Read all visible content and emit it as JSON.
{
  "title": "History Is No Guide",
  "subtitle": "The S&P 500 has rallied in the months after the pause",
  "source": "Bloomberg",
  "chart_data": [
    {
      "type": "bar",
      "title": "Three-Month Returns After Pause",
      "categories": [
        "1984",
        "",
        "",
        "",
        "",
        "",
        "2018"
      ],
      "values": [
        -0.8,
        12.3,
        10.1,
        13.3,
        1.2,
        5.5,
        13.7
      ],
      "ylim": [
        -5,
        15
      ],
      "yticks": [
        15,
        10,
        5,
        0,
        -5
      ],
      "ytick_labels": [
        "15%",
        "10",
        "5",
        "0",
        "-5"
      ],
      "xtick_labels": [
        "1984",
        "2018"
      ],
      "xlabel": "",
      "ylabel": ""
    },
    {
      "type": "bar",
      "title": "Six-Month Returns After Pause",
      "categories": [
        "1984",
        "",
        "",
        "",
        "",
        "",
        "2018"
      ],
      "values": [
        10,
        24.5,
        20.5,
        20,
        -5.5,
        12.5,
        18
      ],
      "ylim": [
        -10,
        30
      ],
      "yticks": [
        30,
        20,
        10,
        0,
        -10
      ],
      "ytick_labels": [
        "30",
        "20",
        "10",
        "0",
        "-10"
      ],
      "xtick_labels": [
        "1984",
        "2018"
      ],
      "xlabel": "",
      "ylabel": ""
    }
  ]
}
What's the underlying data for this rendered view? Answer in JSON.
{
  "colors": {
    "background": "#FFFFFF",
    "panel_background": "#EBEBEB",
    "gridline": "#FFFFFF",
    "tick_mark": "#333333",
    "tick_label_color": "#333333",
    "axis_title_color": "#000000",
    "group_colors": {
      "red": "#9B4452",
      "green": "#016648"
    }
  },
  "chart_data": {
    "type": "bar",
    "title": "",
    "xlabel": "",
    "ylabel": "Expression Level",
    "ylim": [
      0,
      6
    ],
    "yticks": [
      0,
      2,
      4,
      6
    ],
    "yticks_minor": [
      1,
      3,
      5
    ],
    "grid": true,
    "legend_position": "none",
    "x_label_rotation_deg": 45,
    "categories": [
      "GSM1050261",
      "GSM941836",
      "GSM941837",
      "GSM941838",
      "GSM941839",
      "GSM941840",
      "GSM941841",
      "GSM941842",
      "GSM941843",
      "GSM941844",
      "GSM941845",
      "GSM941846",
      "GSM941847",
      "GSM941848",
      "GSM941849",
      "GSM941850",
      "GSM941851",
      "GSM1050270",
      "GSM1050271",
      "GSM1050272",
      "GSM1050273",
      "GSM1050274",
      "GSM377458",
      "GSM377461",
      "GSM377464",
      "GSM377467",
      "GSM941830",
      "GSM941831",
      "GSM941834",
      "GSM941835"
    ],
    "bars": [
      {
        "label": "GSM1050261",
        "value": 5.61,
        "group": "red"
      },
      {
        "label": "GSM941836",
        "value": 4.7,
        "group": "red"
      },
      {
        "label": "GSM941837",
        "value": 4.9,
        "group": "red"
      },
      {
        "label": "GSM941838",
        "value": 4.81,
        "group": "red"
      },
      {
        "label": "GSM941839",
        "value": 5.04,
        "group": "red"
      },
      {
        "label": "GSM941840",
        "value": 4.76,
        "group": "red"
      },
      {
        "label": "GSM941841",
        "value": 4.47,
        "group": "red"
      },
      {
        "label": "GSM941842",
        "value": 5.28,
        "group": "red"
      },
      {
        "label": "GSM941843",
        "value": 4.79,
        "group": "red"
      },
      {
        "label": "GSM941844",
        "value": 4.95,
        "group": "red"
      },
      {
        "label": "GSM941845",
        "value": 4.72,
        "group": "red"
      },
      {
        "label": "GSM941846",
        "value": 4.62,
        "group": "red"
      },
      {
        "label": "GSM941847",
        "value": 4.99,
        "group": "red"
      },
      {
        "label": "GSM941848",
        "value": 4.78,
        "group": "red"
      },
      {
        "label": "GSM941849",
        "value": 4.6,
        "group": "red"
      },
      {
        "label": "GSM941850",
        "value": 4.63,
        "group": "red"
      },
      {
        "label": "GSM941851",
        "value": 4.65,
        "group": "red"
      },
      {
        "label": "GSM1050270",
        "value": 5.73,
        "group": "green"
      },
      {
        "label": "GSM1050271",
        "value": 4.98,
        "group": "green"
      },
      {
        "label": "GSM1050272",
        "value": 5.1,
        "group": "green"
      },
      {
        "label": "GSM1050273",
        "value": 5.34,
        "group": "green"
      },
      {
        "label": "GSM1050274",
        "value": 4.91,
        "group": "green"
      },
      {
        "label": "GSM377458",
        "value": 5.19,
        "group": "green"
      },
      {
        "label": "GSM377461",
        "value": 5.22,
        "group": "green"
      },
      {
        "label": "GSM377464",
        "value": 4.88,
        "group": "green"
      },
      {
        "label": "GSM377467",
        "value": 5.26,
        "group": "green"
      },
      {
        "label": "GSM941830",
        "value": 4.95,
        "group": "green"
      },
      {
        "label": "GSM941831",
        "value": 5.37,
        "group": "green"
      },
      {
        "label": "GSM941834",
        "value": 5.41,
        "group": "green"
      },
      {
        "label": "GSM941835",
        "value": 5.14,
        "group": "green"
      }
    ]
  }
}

=-=-=-=-=

◆ TASK PROMPT:
Write out every record shown above, word for word.

◆ THE OUTPUT:
Read all visible content and emit it as JSON.
{
  "title": "History Is No Guide",
  "subtitle": "The S&P 500 has rallied in the months after the pause",
  "source": "Bloomberg",
  "chart_data": [
    {
      "type": "bar",
      "title": "Three-Month Returns After Pause",
      "categories": [
        "1984",
        "",
        "",
        "",
        "",
        "",
        "2018"
      ],
      "values": [
        -0.8,
        12.3,
        10.1,
        13.3,
        1.2,
        5.5,
        13.7
      ],
      "ylim": [
        -5,
        15
      ],
      "yticks": [
        15,
        10,
        5,
        0,
        -5
      ],
      "ytick_labels": [
        "15%",
        "10",
        "5",
        "0",
        "-5"
      ],
      "xtick_labels": [
        "1984",
        "2018"
      ],
      "xlabel": "",
      "ylabel": ""
    },
    {
      "type": "bar",
      "title": "Six-Month Returns After Pause",
      "categories": [
        "1984",
        "",
        "",
        "",
        "",
        "",
        "2018"
      ],
      "values": [
        10,
        24.5,
        20.5,
        20,
        -5.5,
        12.5,
        18
      ],
      "ylim": [
        -10,
        30
      ],
      "yticks": [
        30,
        20,
        10,
        0,
        -10
      ],
      "ytick_labels": [
        "30",
        "20",
        "10",
        "0",
        "-10"
      ],
      "xtick_labels": [
        "1984",
        "2018"
      ],
      "xlabel": "",
      "ylabel": ""
    }
  ]
}
What's the underlying data for this rendered view? Answer in JSON.
{
  "colors": {
    "background": "#FFFFFF",
    "panel_background": "#EBEBEB",
    "gridline": "#FFFFFF",
    "tick_mark": "#333333",
    "tick_label_color": "#333333",
    "axis_title_color": "#000000",
    "group_colors": {
      "red": "#9B4452",
      "green": "#016648"
    }
  },
  "chart_data": {
    "type": "bar",
    "title": "",
    "xlabel": "",
    "ylabel": "Expression Level",
    "ylim": [
      0,
      6
    ],
    "yticks": [
      0,
      2,
      4,
      6
    ],
    "yticks_minor": [
      1,
      3,
      5
    ],
    "grid": true,
    "legend_position": "none",
    "x_label_rotation_deg": 45,
    "categories": [
      "GSM1050261",
      "GSM941836",
      "GSM941837",
      "GSM941838",
      "GSM941839",
      "GSM941840",
      "GSM941841",
      "GSM941842",
      "GSM941843",
      "GSM941844",
      "GSM941845",
      "GSM941846",
      "GSM941847",
      "GSM941848",
      "GSM941849",
      "GSM941850",
      "GSM941851",
      "GSM1050270",
      "GSM1050271",
      "GSM1050272",
      "GSM1050273",
      "GSM1050274",
      "GSM377458",
      "GSM377461",
      "GSM377464",
      "GSM377467",
      "GSM941830",
      "GSM941831",
      "GSM941834",
      "GSM941835"
    ],
    "bars": [
      {
        "label": "GSM1050261",
        "value": 5.61,
        "group": "red"
      },
      {
        "label": "GSM941836",
        "value": 4.7,
        "group": "red"
      },
      {
        "label": "GSM941837",
        "value": 4.9,
        "group": "red"
      },
      {
        "label": "GSM941838",
        "value": 4.81,
        "group": "red"
      },
      {
        "label": "GSM941839",
        "value": 5.04,
        "group": "red"
      },
      {
        "label": "GSM941840",
        "value": 4.76,
        "group": "red"
      },
      {
        "label": "GSM941841",
        "value": 4.47,
        "group": "red"
      },
      {
        "label": "GSM941842",
        "value": 5.28,
        "group": "red"
      },
      {
        "label": "GSM941843",
        "value": 4.79,
        "group": "red"
      },
      {
        "label": "GSM941844",
        "value": 4.95,
        "group": "red"
      },
      {
        "label": "GSM941845",
        "value": 4.72,
        "group": "red"
      },
      {
        "label": "GSM941846",
        "value": 4.62,
        "group": "red"
      },
      {
        "label": "GSM941847",
        "value": 4.99,
        "group": "red"
      },
      {
        "label": "GSM941848",
        "value": 4.78,
        "group": "red"
      },
      {
        "label": "GSM941849",
        "value": 4.6,
        "group": "red"
      },
      {
        "label": "GSM941850",
        "value": 4.63,
        "group": "red"
      },
      {
        "label": "GSM941851",
        "value": 4.65,
        "group": "red"
      },
      {
        "label": "GSM1050270",
        "value": 5.73,
        "group": "green"
      },
      {
        "label": "GSM1050271",
        "value": 4.98,
        "group": "green"
      },
      {
        "label": "GSM1050272",
        "value": 5.1,
        "group": "green"
      },
      {
        "label": "GSM1050273",
        "value": 5.34,
        "group": "green"
      },
      {
        "label": "GSM1050274",
        "value": 4.91,
        "group": "green"
      },
      {
        "label": "GSM377458",
        "value": 5.19,
        "group": "green"
      },
      {
        "label": "GSM377461",
        "value": 5.22,
        "group": "green"
      },
      {
        "label": "GSM377464",
        "value": 4.88,
        "group": "green"
      },
      {
        "label": "GSM377467",
        "value": 5.26,
        "group": "green"
      },
      {
        "label": "GSM941830",
        "value": 4.95,
        "group": "green"
      },
      {
        "label": "GSM941831",
        "value": 5.37,
        "group": "green"
      },
      {
        "label": "GSM941834",
        "value": 5.41,
        "group": "green"
      },
      {
        "label": "GSM941835",
        "value": 5.14,
        "group": "green"
      }
    ]
  }
}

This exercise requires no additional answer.